## PROBLEM TO WORK ON
Can you recast the lines of every record below as a single numbered list, dropping blank lines and leaving the pictures out?

## EXTRACTED RECORDS
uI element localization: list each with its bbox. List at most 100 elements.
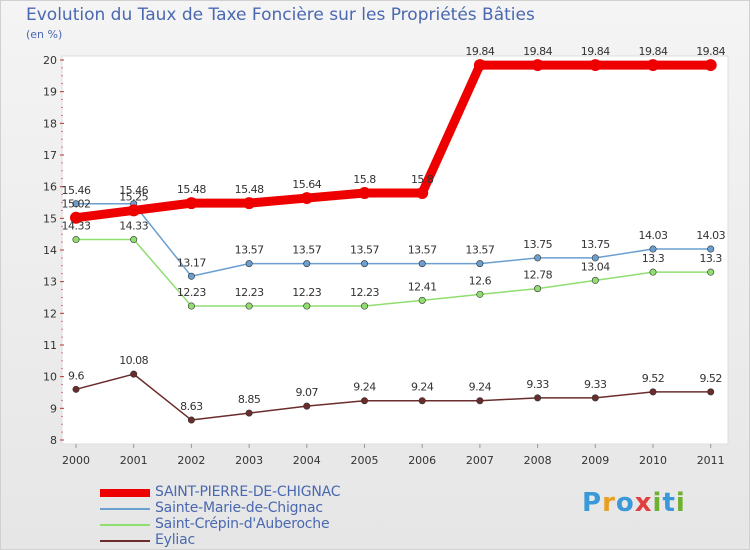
data-point bbox=[649, 388, 657, 396]
y-tick-label: 8 bbox=[50, 434, 57, 447]
data-label: 15.25 bbox=[119, 190, 148, 203]
data-point bbox=[130, 236, 138, 244]
data-label: 15.64 bbox=[292, 178, 321, 191]
data-label: 8.85 bbox=[238, 393, 261, 406]
data-point bbox=[245, 409, 253, 417]
y-axis-unit: (en %) bbox=[26, 28, 63, 41]
data-label: 15.48 bbox=[235, 183, 264, 196]
data-point bbox=[187, 416, 195, 424]
data-point bbox=[534, 394, 542, 402]
data-label: 13.04 bbox=[581, 260, 610, 273]
data-point bbox=[72, 385, 80, 393]
y-tick-label: 18 bbox=[43, 117, 57, 130]
chart-title: Evolution du Taux de Taxe Foncière sur l… bbox=[26, 5, 535, 25]
x-tick-label: 2006 bbox=[408, 454, 436, 467]
legend-swatch bbox=[100, 508, 150, 510]
data-point bbox=[303, 260, 311, 268]
data-point bbox=[303, 402, 311, 410]
data-label: 19.84 bbox=[523, 45, 552, 58]
logo-letter: t bbox=[662, 488, 676, 518]
data-point bbox=[707, 268, 715, 276]
data-label: 15.8 bbox=[411, 173, 434, 186]
data-point bbox=[187, 272, 195, 280]
legend: SAINT-PIERRE-DE-CHIGNAC Sainte-Marie-de-… bbox=[100, 484, 430, 549]
data-point bbox=[245, 260, 253, 268]
x-tick-label: 2007 bbox=[466, 454, 494, 467]
y-tick-label: 9 bbox=[50, 402, 57, 415]
legend-item-eyliac[interactable]: Eyliac bbox=[100, 532, 430, 549]
data-point bbox=[647, 59, 659, 72]
data-label: 13.57 bbox=[465, 244, 494, 257]
legend-item-saint-crepin[interactable]: Saint-Crépin-d'Auberoche bbox=[100, 516, 430, 533]
legend-label: Saint-Crépin-d'Auberoche bbox=[155, 516, 330, 532]
series-line bbox=[71, 60, 716, 223]
logo-letter: P bbox=[582, 488, 603, 518]
data-point bbox=[360, 302, 368, 310]
data-label: 13.3 bbox=[642, 252, 665, 265]
data-label: 10.08 bbox=[119, 354, 148, 367]
y-tick-label: 15 bbox=[43, 212, 57, 225]
logo-letter: r bbox=[602, 488, 616, 518]
data-label: 14.33 bbox=[62, 220, 91, 233]
data-point bbox=[243, 197, 256, 210]
legend-item-saint-pierre[interactable]: SAINT-PIERRE-DE-CHIGNAC bbox=[100, 484, 430, 501]
y-tick-label: 19 bbox=[43, 86, 57, 99]
y-tick-label: 10 bbox=[43, 371, 57, 384]
logo-letter: i bbox=[652, 488, 663, 518]
data-point bbox=[589, 59, 602, 72]
data-label: 9.52 bbox=[642, 372, 665, 385]
data-point bbox=[185, 197, 198, 210]
data-label: 9.24 bbox=[411, 381, 434, 394]
data-point bbox=[72, 236, 80, 244]
data-point bbox=[418, 296, 426, 304]
y-tick-label: 12 bbox=[43, 307, 57, 320]
data-label: 9.33 bbox=[526, 378, 549, 391]
data-point bbox=[187, 302, 195, 310]
x-tick-label: 2010 bbox=[639, 454, 667, 467]
data-point bbox=[360, 397, 368, 405]
data-label: 14.33 bbox=[119, 220, 148, 233]
data-label: 13.57 bbox=[408, 244, 437, 257]
data-label: 12.78 bbox=[523, 269, 552, 282]
data-label: 13.75 bbox=[523, 238, 552, 251]
data-label: 12.23 bbox=[177, 286, 206, 299]
y-tick-label: 13 bbox=[43, 276, 57, 289]
series-line bbox=[75, 373, 712, 421]
legend-label: SAINT-PIERRE-DE-CHIGNAC bbox=[155, 484, 341, 500]
data-point bbox=[534, 285, 542, 293]
data-label: 13.57 bbox=[235, 244, 264, 257]
x-tick-label: 2009 bbox=[581, 454, 609, 467]
data-label: 14.03 bbox=[696, 229, 725, 242]
legend-swatch bbox=[100, 489, 150, 497]
data-point bbox=[476, 260, 484, 268]
data-point bbox=[707, 388, 715, 396]
data-point bbox=[72, 200, 80, 208]
data-label: 9.52 bbox=[699, 372, 722, 385]
data-label: 12.41 bbox=[408, 280, 437, 293]
logo-letter: i bbox=[675, 488, 686, 518]
data-label: 9.33 bbox=[584, 378, 607, 391]
data-label: 15.48 bbox=[177, 183, 206, 196]
data-point bbox=[591, 276, 599, 284]
data-point bbox=[245, 302, 253, 310]
data-point bbox=[418, 260, 426, 268]
data-label: 13.75 bbox=[581, 238, 610, 251]
data-point bbox=[591, 254, 599, 262]
x-tick-label: 2003 bbox=[235, 454, 263, 467]
x-tick-label: 2005 bbox=[351, 454, 379, 467]
data-label: 13.57 bbox=[292, 244, 321, 257]
data-label: 12.6 bbox=[469, 274, 492, 287]
legend-label: Eyliac bbox=[155, 532, 195, 548]
data-point bbox=[707, 245, 715, 253]
data-label: 12.23 bbox=[350, 286, 379, 299]
legend-item-sainte-marie[interactable]: Sainte-Marie-de-Chignac bbox=[100, 500, 430, 517]
y-tick-label: 14 bbox=[43, 244, 57, 257]
y-tick-label: 17 bbox=[43, 149, 57, 162]
data-point bbox=[127, 204, 140, 217]
data-label: 9.6 bbox=[68, 369, 84, 382]
y-tick-label: 20 bbox=[43, 54, 57, 67]
data-point bbox=[418, 397, 426, 405]
data-label: 9.07 bbox=[296, 386, 319, 399]
data-label: 12.23 bbox=[235, 286, 264, 299]
data-label: 13.3 bbox=[699, 252, 722, 265]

## THE OUTPUT
1. uI element localization: list each with its bbox. List at most 100 elements.
2. data-point bbox=[649, 388, 657, 396]
3. y-tick-label: 8 bbox=[50, 434, 57, 447]
4. data-label: 15.25 bbox=[119, 190, 148, 203]
5. data-point bbox=[130, 236, 138, 244]
6. data-label: 15.64 bbox=[292, 178, 321, 191]
7. data-label: 8.85 bbox=[238, 393, 261, 406]
8. data-point bbox=[245, 409, 253, 417]
9. y-axis-unit: (en %) bbox=[26, 28, 63, 41]
10. data-label: 15.48 bbox=[235, 183, 264, 196]
11. data-point bbox=[187, 416, 195, 424]
12. data-point bbox=[534, 394, 542, 402]
13. data-label: 13.04 bbox=[581, 260, 610, 273]
14. data-point bbox=[72, 385, 80, 393]
15. y-tick-label: 18 bbox=[43, 117, 57, 130]
16. chart-title: Evolution du Taux de Taxe Foncière sur l… bbox=[26, 5, 535, 25]
17. x-tick-label: 2006 bbox=[408, 454, 436, 467]
18. legend-swatch bbox=[100, 508, 150, 510]
19. data-point bbox=[303, 260, 311, 268]
20. data-point bbox=[303, 402, 311, 410]
21. data-label: 19.84 bbox=[523, 45, 552, 58]
22. logo-letter: t bbox=[662, 488, 676, 518]
23. data-point bbox=[707, 268, 715, 276]
24. data-label: 15.8 bbox=[411, 173, 434, 186]
25. data-point bbox=[187, 272, 195, 280]
26. legend: SAINT-PIERRE-DE-CHIGNAC Sainte-Marie-de-… bbox=[100, 484, 430, 549]
27. data-point bbox=[245, 260, 253, 268]
28. x-tick-label: 2007 bbox=[466, 454, 494, 467]
29. y-tick-label: 9 bbox=[50, 402, 57, 415]
30. legend-item-eyliac[interactable]: Eyliac bbox=[100, 532, 430, 549]
31. data-point bbox=[647, 59, 659, 72]
32. data-label: 13.57 bbox=[465, 244, 494, 257]
33. legend-item-saint-crepin[interactable]: Saint-Crépin-d'Auberoche bbox=[100, 516, 430, 533]
34. legend-label: Saint-Crépin-d'Auberoche bbox=[155, 516, 330, 532]
35. series-line bbox=[71, 60, 716, 223]
36. logo-letter: P bbox=[582, 488, 603, 518]
37. data-point bbox=[360, 302, 368, 310]
38. data-label: 13.3 bbox=[642, 252, 665, 265]
39. data-label: 10.08 bbox=[119, 354, 148, 367]
40. y-tick-label: 15 bbox=[43, 212, 57, 225]
41. logo-letter: r bbox=[602, 488, 616, 518]
42. data-label: 14.33 bbox=[62, 220, 91, 233]
43. data-point bbox=[243, 197, 256, 210]
44. legend-item-saint-pierre[interactable]: SAINT-PIERRE-DE-CHIGNAC bbox=[100, 484, 430, 501]
45. y-tick-label: 19 bbox=[43, 86, 57, 99]
46. y-tick-label: 10 bbox=[43, 371, 57, 384]
47. logo-letter: i bbox=[652, 488, 663, 518]
48. data-point bbox=[589, 59, 602, 72]
49. data-label: 9.52 bbox=[642, 372, 665, 385]
50. data-point bbox=[185, 197, 198, 210]
51. data-label: 9.24 bbox=[411, 381, 434, 394]
52. data-point bbox=[72, 236, 80, 244]
53. data-point bbox=[418, 296, 426, 304]
54. y-tick-label: 12 bbox=[43, 307, 57, 320]
55. data-label: 9.33 bbox=[526, 378, 549, 391]
56. data-point bbox=[187, 302, 195, 310]
57. x-tick-label: 2010 bbox=[639, 454, 667, 467]
58. data-point bbox=[360, 397, 368, 405]
59. data-label: 14.33 bbox=[119, 220, 148, 233]
60. data-label: 13.57 bbox=[408, 244, 437, 257]
61. data-label: 12.78 bbox=[523, 269, 552, 282]
62. data-label: 13.75 bbox=[523, 238, 552, 251]
63. data-label: 12.23 bbox=[177, 286, 206, 299]
64. y-tick-label: 13 bbox=[43, 276, 57, 289]
65. series-line bbox=[75, 373, 712, 421]
66. legend-label: SAINT-PIERRE-DE-CHIGNAC bbox=[155, 484, 341, 500]
67. data-point bbox=[534, 285, 542, 293]
68. data-label: 13.57 bbox=[235, 244, 264, 257]
69. x-tick-label: 2009 bbox=[581, 454, 609, 467]
70. data-label: 14.03 bbox=[696, 229, 725, 242]
71. legend-swatch bbox=[100, 489, 150, 497]
72. data-point bbox=[476, 260, 484, 268]
73. data-point bbox=[707, 388, 715, 396]
74. data-point bbox=[72, 200, 80, 208]
75. data-label: 9.52 bbox=[699, 372, 722, 385]
76. data-label: 12.41 bbox=[408, 280, 437, 293]
77. logo-letter: i bbox=[675, 488, 686, 518]
78. data-label: 9.33 bbox=[584, 378, 607, 391]
79. data-label: 15.48 bbox=[177, 183, 206, 196]
80. data-point bbox=[591, 276, 599, 284]
81. data-point bbox=[245, 302, 253, 310]
82. data-point bbox=[418, 260, 426, 268]
83. data-label: 13.75 bbox=[581, 238, 610, 251]
84. data-point bbox=[591, 254, 599, 262]
85. x-tick-label: 2003 bbox=[235, 454, 263, 467]
86. x-tick-label: 2005 bbox=[351, 454, 379, 467]
87. data-label: 13.57 bbox=[292, 244, 321, 257]
88. data-label: 12.6 bbox=[469, 274, 492, 287]
89. legend-label: Eyliac bbox=[155, 532, 195, 548]
90. data-point bbox=[707, 245, 715, 253]
91. data-label: 12.23 bbox=[350, 286, 379, 299]
92. legend-item-sainte-marie[interactable]: Sainte-Marie-de-Chignac bbox=[100, 500, 430, 517]
93. y-tick-label: 14 bbox=[43, 244, 57, 257]
94. y-tick-label: 17 bbox=[43, 149, 57, 162]
95. data-point bbox=[127, 204, 140, 217]
96. data-label: 9.6 bbox=[68, 369, 84, 382]
97. y-tick-label: 20 bbox=[43, 54, 57, 67]
98. data-point bbox=[418, 397, 426, 405]
99. data-label: 9.07 bbox=[296, 386, 319, 399]
100. data-label: 12.23 bbox=[235, 286, 264, 299]
101. data-label: 13.3 bbox=[699, 252, 722, 265]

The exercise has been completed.